* _WHAT IS NEEDED_:
Keep only the lines where "degree" appears.

* _DATASET EXTRACT_:

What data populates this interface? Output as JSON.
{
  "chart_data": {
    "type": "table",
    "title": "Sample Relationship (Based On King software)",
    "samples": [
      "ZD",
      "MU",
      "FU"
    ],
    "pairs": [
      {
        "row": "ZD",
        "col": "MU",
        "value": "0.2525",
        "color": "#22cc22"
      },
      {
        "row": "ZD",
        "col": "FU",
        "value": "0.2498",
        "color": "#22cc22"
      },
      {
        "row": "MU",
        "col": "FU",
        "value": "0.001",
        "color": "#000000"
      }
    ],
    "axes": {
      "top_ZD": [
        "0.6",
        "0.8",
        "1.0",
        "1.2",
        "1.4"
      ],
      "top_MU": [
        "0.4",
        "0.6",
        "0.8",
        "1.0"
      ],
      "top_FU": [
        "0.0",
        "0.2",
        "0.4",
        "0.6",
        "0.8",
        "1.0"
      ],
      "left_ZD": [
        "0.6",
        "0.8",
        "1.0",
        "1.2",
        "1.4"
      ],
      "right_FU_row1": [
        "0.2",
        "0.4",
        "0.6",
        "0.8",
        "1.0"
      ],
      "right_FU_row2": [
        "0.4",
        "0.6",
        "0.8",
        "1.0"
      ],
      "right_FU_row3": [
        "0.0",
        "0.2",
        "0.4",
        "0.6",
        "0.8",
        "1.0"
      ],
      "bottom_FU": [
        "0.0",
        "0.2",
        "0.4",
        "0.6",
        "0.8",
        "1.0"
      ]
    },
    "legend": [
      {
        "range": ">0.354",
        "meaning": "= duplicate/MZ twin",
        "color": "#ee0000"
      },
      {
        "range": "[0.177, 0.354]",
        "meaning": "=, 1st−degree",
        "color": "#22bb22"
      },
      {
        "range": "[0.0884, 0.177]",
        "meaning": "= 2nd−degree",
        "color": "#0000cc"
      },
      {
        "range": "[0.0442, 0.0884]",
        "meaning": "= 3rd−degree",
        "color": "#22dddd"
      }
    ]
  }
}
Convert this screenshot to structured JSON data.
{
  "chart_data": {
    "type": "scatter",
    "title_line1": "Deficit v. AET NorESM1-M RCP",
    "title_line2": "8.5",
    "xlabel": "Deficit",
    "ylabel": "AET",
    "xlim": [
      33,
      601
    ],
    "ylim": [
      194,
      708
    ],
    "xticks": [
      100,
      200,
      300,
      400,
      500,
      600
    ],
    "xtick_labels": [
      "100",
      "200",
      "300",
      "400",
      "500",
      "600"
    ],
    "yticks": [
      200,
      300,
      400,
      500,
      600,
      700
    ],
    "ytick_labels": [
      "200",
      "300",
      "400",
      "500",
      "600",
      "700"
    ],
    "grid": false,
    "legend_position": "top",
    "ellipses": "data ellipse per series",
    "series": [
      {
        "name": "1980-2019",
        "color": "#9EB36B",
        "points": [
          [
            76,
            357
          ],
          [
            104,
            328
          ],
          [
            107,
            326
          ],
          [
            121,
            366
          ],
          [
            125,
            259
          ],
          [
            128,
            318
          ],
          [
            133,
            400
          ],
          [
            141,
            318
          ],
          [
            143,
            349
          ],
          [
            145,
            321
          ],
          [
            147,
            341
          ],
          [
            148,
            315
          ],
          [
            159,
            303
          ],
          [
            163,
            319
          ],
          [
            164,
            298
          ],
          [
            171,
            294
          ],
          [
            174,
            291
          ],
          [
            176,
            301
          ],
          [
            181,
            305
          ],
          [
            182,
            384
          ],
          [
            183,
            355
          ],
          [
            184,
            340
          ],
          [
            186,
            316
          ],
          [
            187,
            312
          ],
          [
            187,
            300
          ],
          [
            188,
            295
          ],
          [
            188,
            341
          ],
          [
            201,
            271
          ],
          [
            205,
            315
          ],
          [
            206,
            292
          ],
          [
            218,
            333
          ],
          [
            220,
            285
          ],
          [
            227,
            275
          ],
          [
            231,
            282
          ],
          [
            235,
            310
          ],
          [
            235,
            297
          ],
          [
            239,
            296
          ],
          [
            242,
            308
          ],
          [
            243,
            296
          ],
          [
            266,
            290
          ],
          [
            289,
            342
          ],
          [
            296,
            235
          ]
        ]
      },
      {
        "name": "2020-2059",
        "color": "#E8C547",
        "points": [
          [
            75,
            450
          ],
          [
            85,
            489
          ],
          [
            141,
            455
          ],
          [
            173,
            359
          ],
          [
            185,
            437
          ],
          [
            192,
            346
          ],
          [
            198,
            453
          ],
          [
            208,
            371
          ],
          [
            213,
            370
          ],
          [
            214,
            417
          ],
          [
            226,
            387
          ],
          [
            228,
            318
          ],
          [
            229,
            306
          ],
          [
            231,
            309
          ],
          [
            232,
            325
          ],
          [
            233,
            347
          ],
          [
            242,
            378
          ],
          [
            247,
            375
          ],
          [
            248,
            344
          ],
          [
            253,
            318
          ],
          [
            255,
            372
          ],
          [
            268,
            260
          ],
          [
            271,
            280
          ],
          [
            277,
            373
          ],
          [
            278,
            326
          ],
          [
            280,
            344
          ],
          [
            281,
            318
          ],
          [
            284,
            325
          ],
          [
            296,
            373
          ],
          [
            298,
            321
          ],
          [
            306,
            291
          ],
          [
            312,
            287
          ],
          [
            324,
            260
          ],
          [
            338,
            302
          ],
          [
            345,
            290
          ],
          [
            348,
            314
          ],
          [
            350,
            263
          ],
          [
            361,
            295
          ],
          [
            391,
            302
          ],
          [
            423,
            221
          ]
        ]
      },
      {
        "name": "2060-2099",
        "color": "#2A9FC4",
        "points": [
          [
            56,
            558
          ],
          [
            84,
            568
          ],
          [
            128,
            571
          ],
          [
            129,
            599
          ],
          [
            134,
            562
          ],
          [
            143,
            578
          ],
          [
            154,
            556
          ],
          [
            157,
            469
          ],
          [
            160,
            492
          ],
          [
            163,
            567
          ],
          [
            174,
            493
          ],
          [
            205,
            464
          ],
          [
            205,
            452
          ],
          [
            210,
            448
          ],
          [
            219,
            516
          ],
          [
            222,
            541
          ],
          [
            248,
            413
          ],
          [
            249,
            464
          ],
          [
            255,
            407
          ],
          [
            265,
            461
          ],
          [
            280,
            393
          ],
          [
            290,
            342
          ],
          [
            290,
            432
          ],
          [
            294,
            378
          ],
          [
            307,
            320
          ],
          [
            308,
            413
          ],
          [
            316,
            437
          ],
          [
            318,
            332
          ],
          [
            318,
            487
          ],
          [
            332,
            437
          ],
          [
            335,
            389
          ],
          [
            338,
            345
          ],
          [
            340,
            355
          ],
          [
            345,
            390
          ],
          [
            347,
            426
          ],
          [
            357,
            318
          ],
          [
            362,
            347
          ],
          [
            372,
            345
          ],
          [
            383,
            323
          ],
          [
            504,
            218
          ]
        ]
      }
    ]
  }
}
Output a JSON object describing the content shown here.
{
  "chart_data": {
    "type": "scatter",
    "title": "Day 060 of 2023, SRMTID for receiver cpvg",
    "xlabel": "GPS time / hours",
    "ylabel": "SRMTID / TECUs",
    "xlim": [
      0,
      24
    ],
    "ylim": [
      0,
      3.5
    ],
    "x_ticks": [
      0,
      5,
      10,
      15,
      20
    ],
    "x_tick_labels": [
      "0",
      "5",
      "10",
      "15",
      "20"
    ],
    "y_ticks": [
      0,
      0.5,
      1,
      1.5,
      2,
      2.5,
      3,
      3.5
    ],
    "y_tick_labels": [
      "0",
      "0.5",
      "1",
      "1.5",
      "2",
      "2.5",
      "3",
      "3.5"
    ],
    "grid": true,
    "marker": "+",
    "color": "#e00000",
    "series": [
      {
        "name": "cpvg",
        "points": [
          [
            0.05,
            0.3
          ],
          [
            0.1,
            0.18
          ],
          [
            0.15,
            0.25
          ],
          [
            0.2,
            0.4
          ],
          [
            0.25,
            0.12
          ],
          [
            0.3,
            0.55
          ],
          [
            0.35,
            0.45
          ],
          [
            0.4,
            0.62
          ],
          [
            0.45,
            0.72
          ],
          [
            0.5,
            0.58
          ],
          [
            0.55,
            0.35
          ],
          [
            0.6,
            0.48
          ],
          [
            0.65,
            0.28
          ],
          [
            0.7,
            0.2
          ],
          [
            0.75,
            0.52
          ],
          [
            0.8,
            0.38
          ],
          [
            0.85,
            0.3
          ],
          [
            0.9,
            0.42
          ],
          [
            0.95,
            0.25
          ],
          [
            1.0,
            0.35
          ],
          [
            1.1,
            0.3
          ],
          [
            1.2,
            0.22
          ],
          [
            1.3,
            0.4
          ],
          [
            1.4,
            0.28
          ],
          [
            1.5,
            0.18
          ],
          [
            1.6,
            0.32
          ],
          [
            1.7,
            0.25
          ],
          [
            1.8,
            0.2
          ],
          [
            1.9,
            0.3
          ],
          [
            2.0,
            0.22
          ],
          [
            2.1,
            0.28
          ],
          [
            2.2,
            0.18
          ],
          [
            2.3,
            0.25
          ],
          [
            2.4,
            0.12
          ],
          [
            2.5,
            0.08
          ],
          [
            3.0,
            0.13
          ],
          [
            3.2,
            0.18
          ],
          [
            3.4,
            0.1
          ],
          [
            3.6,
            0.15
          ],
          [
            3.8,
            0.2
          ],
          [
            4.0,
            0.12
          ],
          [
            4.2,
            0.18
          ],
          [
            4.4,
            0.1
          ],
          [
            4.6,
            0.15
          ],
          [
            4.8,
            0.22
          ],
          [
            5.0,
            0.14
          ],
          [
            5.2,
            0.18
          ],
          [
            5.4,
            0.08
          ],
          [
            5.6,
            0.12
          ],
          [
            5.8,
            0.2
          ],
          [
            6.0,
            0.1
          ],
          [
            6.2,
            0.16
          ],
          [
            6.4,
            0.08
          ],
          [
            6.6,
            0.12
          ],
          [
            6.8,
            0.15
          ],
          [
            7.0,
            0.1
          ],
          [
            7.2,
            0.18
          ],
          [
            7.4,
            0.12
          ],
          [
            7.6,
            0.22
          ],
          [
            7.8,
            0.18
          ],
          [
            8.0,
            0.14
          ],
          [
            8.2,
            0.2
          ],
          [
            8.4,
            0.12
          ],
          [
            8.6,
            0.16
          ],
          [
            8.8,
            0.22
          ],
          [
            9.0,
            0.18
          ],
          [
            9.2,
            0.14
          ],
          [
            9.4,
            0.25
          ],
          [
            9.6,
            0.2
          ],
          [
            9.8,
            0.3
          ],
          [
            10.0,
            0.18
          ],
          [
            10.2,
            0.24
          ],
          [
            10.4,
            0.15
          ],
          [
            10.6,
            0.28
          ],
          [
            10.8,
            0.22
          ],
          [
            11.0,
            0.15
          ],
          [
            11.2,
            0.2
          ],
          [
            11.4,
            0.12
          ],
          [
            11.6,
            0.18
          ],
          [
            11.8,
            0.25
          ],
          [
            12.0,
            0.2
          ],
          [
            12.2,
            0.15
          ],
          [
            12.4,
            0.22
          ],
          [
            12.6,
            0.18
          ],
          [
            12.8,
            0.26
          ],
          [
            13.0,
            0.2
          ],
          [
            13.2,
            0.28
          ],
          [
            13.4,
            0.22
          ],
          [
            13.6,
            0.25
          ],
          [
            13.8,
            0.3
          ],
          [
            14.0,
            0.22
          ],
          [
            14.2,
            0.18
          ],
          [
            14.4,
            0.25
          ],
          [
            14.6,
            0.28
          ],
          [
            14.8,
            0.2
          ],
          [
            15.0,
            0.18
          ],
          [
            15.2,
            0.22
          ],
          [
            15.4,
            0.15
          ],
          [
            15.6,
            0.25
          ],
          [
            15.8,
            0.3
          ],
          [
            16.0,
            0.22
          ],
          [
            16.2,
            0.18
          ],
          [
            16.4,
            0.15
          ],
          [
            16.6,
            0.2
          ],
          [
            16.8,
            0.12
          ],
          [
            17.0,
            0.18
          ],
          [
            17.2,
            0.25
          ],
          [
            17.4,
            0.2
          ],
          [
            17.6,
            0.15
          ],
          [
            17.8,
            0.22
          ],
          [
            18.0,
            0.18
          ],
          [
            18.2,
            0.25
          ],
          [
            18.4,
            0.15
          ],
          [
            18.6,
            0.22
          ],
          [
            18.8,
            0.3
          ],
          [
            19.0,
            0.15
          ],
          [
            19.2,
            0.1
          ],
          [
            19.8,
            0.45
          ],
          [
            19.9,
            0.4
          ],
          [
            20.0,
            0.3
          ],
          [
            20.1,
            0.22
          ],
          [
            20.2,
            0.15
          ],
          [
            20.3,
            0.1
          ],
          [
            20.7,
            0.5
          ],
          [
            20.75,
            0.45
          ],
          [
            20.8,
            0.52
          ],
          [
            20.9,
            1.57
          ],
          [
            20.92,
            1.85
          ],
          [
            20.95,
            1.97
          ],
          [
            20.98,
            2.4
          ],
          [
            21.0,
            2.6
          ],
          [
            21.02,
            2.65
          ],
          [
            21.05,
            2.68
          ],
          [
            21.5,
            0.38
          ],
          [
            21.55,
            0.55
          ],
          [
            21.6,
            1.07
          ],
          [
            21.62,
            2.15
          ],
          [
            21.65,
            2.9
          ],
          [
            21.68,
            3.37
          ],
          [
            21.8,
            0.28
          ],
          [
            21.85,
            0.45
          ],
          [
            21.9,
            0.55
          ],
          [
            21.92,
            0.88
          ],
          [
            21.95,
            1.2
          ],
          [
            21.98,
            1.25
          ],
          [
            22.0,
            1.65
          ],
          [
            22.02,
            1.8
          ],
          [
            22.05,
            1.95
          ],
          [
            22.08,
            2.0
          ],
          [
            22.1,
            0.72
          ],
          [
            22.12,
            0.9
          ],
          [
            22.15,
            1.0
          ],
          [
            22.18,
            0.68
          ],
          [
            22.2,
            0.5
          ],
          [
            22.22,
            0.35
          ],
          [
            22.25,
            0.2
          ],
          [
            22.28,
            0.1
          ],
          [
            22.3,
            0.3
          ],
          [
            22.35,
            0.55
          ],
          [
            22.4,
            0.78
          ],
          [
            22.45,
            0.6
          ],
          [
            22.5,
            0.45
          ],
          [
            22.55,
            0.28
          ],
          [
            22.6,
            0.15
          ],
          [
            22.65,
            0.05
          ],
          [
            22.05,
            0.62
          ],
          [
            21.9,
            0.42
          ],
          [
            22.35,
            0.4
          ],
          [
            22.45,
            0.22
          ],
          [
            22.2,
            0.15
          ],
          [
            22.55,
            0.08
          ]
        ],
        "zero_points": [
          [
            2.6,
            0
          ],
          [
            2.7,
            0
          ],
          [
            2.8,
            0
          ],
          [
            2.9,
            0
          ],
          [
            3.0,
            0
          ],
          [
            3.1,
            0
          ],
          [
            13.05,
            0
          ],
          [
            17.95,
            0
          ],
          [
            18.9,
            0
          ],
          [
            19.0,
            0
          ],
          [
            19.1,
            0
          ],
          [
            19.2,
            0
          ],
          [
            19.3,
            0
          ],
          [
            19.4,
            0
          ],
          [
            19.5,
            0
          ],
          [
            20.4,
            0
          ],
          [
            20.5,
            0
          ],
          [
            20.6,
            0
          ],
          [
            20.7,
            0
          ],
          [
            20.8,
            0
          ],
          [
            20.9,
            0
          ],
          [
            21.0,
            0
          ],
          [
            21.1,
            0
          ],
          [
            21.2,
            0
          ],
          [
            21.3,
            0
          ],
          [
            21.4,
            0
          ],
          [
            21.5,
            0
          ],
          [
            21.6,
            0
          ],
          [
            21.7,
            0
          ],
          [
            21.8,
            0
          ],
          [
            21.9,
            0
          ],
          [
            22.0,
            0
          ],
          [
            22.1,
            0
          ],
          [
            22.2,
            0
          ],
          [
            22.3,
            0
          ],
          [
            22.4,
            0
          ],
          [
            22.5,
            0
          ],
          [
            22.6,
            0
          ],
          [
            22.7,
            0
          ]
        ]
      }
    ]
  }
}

* _CORRECT OUTPUT_:
        "meaning": "=, 1st−degree",
        "meaning": "= 2nd−degree",
        "meaning": "= 3rd−degree",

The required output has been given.